— Begin RECORD LIST —
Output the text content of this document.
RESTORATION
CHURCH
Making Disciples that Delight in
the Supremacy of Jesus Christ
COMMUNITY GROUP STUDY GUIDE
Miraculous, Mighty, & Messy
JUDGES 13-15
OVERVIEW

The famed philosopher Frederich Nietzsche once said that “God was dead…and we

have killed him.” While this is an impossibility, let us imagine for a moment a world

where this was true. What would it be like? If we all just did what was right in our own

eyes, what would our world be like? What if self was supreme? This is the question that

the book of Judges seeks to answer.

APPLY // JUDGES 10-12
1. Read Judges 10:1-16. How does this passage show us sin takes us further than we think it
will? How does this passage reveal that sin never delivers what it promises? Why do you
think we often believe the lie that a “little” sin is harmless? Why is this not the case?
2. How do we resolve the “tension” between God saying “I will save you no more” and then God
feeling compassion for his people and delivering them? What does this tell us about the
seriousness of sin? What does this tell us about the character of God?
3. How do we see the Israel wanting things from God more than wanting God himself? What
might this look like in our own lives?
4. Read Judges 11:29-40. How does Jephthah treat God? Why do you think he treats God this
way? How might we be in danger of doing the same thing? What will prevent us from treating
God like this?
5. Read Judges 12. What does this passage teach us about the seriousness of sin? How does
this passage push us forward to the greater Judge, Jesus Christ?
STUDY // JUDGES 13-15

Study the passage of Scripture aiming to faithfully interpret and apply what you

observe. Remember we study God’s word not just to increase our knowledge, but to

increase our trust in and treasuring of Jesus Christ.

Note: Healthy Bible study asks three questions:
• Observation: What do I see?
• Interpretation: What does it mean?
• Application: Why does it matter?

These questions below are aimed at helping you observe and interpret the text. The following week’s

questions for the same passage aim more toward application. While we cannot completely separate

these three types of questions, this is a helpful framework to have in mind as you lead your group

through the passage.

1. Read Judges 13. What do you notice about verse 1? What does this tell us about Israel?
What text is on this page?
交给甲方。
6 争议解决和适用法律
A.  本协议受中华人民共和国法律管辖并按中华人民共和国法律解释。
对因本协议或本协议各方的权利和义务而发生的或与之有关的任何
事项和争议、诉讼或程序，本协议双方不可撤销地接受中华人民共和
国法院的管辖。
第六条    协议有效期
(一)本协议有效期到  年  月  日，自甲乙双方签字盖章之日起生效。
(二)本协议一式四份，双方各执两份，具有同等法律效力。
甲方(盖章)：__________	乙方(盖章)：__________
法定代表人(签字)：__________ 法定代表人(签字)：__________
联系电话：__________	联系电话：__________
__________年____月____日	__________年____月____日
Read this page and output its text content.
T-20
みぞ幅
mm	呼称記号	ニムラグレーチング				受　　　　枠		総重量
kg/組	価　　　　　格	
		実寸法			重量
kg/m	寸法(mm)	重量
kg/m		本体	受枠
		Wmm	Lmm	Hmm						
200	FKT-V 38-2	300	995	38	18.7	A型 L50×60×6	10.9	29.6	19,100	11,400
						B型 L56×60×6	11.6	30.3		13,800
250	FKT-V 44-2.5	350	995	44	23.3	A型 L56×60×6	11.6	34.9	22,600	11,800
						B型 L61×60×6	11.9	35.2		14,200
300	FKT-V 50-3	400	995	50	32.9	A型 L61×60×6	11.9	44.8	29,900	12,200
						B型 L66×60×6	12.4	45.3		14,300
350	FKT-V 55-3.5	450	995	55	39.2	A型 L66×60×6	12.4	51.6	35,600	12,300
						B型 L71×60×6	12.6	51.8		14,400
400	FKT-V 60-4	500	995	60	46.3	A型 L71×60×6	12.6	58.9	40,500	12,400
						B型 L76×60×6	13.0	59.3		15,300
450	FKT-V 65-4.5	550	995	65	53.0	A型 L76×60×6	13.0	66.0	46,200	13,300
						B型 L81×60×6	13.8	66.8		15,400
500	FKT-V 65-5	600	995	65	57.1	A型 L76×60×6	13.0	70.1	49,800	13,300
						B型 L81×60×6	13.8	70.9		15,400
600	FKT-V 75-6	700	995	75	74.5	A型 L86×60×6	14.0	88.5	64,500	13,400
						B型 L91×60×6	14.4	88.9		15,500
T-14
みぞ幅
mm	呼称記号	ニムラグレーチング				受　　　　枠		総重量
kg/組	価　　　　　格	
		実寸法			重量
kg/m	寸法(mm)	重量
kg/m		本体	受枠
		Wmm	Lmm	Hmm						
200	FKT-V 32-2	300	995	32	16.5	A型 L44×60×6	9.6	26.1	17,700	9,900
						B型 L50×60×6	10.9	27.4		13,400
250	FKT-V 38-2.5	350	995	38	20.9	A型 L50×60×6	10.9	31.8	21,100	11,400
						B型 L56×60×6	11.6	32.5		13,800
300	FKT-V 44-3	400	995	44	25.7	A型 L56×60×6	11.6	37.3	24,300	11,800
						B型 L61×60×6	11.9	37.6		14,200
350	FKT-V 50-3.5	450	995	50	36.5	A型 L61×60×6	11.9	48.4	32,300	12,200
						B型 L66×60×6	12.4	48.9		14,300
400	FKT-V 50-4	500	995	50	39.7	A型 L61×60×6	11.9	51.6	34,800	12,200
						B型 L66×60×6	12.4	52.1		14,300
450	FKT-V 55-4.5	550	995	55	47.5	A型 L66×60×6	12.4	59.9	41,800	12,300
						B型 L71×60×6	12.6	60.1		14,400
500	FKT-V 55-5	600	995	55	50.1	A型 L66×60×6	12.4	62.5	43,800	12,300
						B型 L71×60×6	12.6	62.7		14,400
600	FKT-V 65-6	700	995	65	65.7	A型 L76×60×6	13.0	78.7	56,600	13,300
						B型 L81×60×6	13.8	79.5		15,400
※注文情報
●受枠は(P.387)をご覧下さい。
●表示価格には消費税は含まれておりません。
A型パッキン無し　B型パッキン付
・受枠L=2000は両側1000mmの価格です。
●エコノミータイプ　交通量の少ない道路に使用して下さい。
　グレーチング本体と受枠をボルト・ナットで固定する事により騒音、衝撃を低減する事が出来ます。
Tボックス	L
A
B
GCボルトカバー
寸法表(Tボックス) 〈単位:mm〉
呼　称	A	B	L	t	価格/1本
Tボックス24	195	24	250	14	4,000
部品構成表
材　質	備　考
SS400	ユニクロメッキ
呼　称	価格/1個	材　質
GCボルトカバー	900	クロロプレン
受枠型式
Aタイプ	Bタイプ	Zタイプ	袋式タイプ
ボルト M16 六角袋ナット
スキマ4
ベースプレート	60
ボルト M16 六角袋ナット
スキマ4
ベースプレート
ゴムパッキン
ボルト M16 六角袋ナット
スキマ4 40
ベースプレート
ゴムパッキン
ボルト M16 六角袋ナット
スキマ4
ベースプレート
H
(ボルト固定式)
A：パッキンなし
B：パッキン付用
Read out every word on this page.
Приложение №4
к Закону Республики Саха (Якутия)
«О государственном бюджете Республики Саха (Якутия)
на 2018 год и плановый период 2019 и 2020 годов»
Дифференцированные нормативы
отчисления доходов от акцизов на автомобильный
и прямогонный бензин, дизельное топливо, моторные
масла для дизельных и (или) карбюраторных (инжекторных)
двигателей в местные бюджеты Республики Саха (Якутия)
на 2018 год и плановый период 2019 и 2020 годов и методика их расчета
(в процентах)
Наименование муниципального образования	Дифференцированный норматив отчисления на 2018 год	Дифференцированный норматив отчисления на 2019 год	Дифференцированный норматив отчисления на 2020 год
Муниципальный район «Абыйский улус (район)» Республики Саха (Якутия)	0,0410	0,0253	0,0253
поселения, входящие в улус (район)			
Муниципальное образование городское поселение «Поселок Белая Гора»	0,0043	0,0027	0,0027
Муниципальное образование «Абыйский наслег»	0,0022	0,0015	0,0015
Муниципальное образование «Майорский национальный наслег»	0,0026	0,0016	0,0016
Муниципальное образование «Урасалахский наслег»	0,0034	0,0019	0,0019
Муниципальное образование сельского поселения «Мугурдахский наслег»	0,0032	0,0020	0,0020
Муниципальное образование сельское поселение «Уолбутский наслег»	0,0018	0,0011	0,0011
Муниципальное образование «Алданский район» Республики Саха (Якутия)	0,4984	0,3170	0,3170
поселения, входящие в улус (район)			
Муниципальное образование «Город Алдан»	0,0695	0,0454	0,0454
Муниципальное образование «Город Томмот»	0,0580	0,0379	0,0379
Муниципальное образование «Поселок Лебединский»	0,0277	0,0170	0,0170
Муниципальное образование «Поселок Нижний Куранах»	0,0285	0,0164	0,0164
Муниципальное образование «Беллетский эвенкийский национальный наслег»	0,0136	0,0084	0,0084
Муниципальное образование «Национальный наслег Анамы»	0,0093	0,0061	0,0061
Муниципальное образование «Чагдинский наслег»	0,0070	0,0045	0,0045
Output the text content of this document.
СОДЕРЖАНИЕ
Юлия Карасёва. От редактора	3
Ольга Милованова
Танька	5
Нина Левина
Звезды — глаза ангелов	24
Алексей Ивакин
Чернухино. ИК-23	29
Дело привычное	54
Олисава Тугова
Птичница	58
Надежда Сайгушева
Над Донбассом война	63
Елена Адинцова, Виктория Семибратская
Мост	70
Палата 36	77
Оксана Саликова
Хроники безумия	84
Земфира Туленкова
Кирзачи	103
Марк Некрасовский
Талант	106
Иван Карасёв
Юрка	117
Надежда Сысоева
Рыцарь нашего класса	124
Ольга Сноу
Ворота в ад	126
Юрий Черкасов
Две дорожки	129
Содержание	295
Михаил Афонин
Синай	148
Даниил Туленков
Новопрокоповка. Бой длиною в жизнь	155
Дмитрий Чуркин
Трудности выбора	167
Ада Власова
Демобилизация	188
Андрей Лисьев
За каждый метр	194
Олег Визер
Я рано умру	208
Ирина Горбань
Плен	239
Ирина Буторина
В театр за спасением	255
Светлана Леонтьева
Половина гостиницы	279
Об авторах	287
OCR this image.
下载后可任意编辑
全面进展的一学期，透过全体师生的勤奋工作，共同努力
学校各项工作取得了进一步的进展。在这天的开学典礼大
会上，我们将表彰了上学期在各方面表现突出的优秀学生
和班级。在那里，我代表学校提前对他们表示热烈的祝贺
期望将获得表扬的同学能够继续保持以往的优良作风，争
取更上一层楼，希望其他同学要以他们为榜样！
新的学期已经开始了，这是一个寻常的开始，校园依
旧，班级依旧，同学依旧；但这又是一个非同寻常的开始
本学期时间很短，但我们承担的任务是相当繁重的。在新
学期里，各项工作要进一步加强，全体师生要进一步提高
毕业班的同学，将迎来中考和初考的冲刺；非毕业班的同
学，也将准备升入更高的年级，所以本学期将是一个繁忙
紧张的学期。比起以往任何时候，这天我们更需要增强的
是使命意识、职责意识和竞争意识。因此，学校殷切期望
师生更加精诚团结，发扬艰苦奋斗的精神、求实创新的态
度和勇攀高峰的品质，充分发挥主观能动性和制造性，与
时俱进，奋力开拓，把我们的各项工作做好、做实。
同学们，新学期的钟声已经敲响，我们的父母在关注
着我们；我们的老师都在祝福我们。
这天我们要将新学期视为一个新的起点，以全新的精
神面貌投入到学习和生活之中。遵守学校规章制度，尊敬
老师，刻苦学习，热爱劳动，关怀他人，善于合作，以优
— End RECORD LIST —
BRIEF: Pull out every line from the one with "OCR this image." to the end of the listing, and output only those.

ANSWER TO THE TASK:
OCR this image.
下载后可任意编辑
全面进展的一学期，透过全体师生的勤奋工作，共同努力
学校各项工作取得了进一步的进展。在这天的开学典礼大
会上，我们将表彰了上学期在各方面表现突出的优秀学生
和班级。在那里，我代表学校提前对他们表示热烈的祝贺
期望将获得表扬的同学能够继续保持以往的优良作风，争
取更上一层楼，希望其他同学要以他们为榜样！
新的学期已经开始了，这是一个寻常的开始，校园依
旧，班级依旧，同学依旧；但这又是一个非同寻常的开始
本学期时间很短，但我们承担的任务是相当繁重的。在新
学期里，各项工作要进一步加强，全体师生要进一步提高
毕业班的同学，将迎来中考和初考的冲刺；非毕业班的同
学，也将准备升入更高的年级，所以本学期将是一个繁忙
紧张的学期。比起以往任何时候，这天我们更需要增强的
是使命意识、职责意识和竞争意识。因此，学校殷切期望
师生更加精诚团结，发扬艰苦奋斗的精神、求实创新的态
度和勇攀高峰的品质，充分发挥主观能动性和制造性，与
时俱进，奋力开拓，把我们的各项工作做好、做实。
同学们，新学期的钟声已经敲响，我们的父母在关注
着我们；我们的老师都在祝福我们。
这天我们要将新学期视为一个新的起点，以全新的精
神面貌投入到学习和生活之中。遵守学校规章制度，尊敬
老师，刻苦学习，热爱劳动，关怀他人，善于合作，以优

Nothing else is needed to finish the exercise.